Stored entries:
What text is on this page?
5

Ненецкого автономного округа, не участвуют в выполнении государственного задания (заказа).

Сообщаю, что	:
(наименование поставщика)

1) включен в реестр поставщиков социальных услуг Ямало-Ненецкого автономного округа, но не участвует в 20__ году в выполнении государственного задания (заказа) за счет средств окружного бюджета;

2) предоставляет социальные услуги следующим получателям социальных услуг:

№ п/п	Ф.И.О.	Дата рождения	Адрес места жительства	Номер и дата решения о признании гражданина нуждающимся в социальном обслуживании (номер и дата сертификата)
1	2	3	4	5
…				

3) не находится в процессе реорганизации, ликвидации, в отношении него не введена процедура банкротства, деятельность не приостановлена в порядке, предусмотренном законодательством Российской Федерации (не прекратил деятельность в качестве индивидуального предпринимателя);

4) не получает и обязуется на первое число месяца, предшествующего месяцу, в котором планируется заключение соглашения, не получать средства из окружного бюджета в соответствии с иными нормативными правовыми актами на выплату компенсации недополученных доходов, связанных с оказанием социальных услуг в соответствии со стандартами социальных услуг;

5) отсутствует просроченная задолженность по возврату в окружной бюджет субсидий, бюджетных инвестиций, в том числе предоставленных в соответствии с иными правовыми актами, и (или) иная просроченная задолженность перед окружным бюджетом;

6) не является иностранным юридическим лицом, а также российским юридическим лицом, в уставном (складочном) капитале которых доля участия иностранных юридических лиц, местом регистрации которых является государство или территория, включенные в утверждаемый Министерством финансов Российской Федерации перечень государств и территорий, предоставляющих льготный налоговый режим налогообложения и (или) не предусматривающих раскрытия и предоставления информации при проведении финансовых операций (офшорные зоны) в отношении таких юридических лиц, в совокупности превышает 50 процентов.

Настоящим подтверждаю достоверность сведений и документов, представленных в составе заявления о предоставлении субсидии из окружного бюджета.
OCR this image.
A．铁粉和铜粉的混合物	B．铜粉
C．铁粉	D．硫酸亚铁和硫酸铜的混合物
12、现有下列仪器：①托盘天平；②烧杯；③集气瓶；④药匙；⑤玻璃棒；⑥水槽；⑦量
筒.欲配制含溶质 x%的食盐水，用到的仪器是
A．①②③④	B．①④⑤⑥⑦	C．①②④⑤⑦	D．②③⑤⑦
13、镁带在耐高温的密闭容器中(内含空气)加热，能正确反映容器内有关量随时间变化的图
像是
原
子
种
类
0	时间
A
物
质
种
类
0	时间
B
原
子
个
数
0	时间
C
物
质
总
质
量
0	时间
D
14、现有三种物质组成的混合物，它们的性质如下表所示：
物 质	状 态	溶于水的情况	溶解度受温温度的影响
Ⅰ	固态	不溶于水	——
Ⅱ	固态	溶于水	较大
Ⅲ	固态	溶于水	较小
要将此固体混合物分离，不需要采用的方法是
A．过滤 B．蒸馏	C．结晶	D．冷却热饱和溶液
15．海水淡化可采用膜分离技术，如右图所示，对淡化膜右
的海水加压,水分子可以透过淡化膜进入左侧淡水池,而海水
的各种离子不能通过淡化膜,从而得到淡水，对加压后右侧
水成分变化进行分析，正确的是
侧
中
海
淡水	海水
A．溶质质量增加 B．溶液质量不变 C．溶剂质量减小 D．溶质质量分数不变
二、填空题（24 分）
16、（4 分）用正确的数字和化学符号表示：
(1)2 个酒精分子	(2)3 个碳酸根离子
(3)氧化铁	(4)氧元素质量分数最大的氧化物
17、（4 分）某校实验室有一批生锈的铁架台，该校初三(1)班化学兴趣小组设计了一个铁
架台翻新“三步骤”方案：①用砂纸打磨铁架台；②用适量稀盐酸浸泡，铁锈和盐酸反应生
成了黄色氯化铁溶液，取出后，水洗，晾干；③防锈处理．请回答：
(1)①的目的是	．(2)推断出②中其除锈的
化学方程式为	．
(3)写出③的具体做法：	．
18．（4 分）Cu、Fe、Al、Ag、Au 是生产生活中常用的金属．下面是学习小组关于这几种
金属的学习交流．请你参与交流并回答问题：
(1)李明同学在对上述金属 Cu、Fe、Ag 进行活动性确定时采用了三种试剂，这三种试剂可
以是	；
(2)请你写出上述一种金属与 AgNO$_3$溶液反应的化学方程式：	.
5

EXERCISE DIRECTIONS
Repeat every line of the material exactly as given.

WRITTEN RESPONSE
What text is on this page?
5

Ненецкого автономного округа, не участвуют в выполнении государственного задания (заказа).

Сообщаю, что	:
(наименование поставщика)

1) включен в реестр поставщиков социальных услуг Ямало-Ненецкого автономного округа, но не участвует в 20__ году в выполнении государственного задания (заказа) за счет средств окружного бюджета;

2) предоставляет социальные услуги следующим получателям социальных услуг:

№ п/п	Ф.И.О.	Дата рождения	Адрес места жительства	Номер и дата решения о признании гражданина нуждающимся в социальном обслуживании (номер и дата сертификата)
1	2	3	4	5
…				

3) не находится в процессе реорганизации, ликвидации, в отношении него не введена процедура банкротства, деятельность не приостановлена в порядке, предусмотренном законодательством Российской Федерации (не прекратил деятельность в качестве индивидуального предпринимателя);

4) не получает и обязуется на первое число месяца, предшествующего месяцу, в котором планируется заключение соглашения, не получать средства из окружного бюджета в соответствии с иными нормативными правовыми актами на выплату компенсации недополученных доходов, связанных с оказанием социальных услуг в соответствии со стандартами социальных услуг;

5) отсутствует просроченная задолженность по возврату в окружной бюджет субсидий, бюджетных инвестиций, в том числе предоставленных в соответствии с иными правовыми актами, и (или) иная просроченная задолженность перед окружным бюджетом;

6) не является иностранным юридическим лицом, а также российским юридическим лицом, в уставном (складочном) капитале которых доля участия иностранных юридических лиц, местом регистрации которых является государство или территория, включенные в утверждаемый Министерством финансов Российской Федерации перечень государств и территорий, предоставляющих льготный налоговый режим налогообложения и (или) не предусматривающих раскрытия и предоставления информации при проведении финансовых операций (офшорные зоны) в отношении таких юридических лиц, в совокупности превышает 50 процентов.

Настоящим подтверждаю достоверность сведений и документов, представленных в составе заявления о предоставлении субсидии из окружного бюджета.
OCR this image.
A．铁粉和铜粉的混合物	B．铜粉
C．铁粉	D．硫酸亚铁和硫酸铜的混合物
12、现有下列仪器：①托盘天平；②烧杯；③集气瓶；④药匙；⑤玻璃棒；⑥水槽；⑦量
筒.欲配制含溶质 x%的食盐水，用到的仪器是
A．①②③④	B．①④⑤⑥⑦	C．①②④⑤⑦	D．②③⑤⑦
13、镁带在耐高温的密闭容器中(内含空气)加热，能正确反映容器内有关量随时间变化的图
像是
原
子
种
类
0	时间
A
物
质
种
类
0	时间
B
原
子
个
数
0	时间
C
物
质
总
质
量
0	时间
D
14、现有三种物质组成的混合物，它们的性质如下表所示：
物 质	状 态	溶于水的情况	溶解度受温温度的影响
Ⅰ	固态	不溶于水	——
Ⅱ	固态	溶于水	较大
Ⅲ	固态	溶于水	较小
要将此固体混合物分离，不需要采用的方法是
A．过滤 B．蒸馏	C．结晶	D．冷却热饱和溶液
15．海水淡化可采用膜分离技术，如右图所示，对淡化膜右
的海水加压,水分子可以透过淡化膜进入左侧淡水池,而海水
的各种离子不能通过淡化膜,从而得到淡水，对加压后右侧
水成分变化进行分析，正确的是
侧
中
海
淡水	海水
A．溶质质量增加 B．溶液质量不变 C．溶剂质量减小 D．溶质质量分数不变
二、填空题（24 分）
16、（4 分）用正确的数字和化学符号表示：
(1)2 个酒精分子	(2)3 个碳酸根离子
(3)氧化铁	(4)氧元素质量分数最大的氧化物
17、（4 分）某校实验室有一批生锈的铁架台，该校初三(1)班化学兴趣小组设计了一个铁
架台翻新“三步骤”方案：①用砂纸打磨铁架台；②用适量稀盐酸浸泡，铁锈和盐酸反应生
成了黄色氯化铁溶液，取出后，水洗，晾干；③防锈处理．请回答：
(1)①的目的是	．(2)推断出②中其除锈的
化学方程式为	．
(3)写出③的具体做法：	．
18．（4 分）Cu、Fe、Al、Ag、Au 是生产生活中常用的金属．下面是学习小组关于这几种
金属的学习交流．请你参与交流并回答问题：
(1)李明同学在对上述金属 Cu、Fe、Ag 进行活动性确定时采用了三种试剂，这三种试剂可
以是	；
(2)请你写出上述一种金属与 AgNO$_3$溶液反应的化学方程式：	.
5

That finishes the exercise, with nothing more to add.